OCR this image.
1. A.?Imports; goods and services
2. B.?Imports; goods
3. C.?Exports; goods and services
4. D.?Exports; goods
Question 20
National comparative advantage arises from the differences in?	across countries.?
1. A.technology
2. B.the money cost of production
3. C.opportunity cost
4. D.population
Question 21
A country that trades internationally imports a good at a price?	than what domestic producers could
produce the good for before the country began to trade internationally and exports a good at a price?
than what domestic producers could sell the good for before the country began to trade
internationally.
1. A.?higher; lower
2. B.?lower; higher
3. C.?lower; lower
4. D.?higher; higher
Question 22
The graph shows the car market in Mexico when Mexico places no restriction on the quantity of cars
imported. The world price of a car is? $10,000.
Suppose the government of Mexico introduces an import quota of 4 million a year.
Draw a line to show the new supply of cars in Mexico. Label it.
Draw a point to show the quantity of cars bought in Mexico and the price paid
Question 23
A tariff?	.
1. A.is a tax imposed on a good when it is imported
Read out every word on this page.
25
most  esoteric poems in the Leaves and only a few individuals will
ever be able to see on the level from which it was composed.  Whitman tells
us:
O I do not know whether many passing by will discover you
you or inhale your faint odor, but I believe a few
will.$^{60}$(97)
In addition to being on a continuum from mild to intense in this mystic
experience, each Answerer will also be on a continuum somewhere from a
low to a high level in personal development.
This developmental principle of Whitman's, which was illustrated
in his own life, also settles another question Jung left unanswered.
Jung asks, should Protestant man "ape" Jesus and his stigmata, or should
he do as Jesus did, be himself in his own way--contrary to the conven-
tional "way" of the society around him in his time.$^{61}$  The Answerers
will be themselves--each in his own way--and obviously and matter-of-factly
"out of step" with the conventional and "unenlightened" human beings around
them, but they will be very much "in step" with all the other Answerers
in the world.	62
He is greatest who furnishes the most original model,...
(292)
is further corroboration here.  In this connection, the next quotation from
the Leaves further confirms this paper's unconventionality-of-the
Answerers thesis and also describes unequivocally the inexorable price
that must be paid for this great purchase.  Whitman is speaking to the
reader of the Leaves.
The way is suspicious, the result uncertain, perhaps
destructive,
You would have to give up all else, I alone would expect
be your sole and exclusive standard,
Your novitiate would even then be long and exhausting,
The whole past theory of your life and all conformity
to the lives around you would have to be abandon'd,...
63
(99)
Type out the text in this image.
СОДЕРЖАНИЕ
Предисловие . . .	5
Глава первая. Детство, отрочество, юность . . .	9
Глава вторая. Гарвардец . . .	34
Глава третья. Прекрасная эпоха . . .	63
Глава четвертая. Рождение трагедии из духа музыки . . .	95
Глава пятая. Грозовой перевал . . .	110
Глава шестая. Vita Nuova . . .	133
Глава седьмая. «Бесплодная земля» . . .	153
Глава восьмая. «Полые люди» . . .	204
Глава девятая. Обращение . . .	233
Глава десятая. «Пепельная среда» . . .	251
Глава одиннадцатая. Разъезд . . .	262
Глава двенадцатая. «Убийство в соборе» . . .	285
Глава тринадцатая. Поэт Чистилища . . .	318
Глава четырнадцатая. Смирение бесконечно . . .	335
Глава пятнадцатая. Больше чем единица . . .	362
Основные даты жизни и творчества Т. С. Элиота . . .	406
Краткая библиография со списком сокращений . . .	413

Set exercise: Show the lines of the material that contain the word "further".

Output for this task:
is further corroboration here.  In this connection, the next quotation from
the Leaves further confirms this paper's unconventionality-of-the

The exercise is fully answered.